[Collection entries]
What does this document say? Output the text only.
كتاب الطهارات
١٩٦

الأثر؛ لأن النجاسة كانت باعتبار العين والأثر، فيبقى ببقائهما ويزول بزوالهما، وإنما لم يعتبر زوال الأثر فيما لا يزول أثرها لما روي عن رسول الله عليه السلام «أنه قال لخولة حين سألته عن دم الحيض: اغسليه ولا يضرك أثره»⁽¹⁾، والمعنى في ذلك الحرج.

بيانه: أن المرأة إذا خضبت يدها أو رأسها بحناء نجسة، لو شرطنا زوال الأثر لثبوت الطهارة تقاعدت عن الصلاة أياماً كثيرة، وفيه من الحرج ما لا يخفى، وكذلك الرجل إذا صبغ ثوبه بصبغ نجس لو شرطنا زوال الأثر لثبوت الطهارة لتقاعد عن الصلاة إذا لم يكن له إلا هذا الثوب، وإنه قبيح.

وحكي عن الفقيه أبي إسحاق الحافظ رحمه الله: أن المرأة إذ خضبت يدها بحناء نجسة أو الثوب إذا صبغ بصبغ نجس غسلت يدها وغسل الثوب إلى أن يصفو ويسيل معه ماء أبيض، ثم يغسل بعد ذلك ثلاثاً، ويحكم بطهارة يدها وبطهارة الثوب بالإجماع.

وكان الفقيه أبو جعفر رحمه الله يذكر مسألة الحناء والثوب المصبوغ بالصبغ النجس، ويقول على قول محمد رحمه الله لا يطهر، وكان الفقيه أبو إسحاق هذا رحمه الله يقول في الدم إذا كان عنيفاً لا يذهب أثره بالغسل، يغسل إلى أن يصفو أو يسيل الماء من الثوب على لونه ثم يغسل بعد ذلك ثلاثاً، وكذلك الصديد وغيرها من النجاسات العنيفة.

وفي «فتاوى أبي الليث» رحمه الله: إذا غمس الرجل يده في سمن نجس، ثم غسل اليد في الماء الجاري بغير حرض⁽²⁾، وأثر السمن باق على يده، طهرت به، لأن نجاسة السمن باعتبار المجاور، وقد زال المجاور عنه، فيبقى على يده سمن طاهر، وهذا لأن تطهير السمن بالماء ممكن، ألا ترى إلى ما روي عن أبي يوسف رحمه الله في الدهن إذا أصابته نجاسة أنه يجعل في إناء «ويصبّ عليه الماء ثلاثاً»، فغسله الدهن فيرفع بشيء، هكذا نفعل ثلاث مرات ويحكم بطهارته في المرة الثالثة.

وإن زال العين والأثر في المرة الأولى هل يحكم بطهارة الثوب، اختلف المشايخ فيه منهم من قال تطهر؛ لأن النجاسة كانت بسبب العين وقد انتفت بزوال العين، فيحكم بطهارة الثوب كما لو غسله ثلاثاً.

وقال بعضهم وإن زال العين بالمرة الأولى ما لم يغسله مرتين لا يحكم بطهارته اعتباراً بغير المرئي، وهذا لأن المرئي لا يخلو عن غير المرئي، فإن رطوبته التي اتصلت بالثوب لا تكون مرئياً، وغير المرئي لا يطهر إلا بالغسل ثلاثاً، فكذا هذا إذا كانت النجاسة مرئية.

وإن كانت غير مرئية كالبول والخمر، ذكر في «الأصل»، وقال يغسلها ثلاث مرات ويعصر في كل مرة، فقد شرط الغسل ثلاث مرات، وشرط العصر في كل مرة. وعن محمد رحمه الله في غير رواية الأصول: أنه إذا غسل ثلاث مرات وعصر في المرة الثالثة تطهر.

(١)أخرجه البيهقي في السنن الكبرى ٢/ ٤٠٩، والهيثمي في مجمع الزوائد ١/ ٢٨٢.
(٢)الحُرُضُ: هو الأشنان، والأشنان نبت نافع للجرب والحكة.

--

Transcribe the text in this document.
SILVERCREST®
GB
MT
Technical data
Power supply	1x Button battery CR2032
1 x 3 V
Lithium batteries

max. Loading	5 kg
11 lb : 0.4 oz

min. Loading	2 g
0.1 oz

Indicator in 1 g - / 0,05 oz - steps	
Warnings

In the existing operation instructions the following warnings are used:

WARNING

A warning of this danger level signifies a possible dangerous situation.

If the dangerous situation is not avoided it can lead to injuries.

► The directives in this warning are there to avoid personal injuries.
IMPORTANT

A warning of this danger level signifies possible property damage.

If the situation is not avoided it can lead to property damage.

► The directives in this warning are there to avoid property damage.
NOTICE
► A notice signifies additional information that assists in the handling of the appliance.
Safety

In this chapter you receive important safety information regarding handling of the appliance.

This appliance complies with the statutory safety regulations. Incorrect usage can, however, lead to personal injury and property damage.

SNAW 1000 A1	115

Required work ▸
State the count of lines holding the string "possible" in the listing above, and nothing else.

Worked answer ▸
2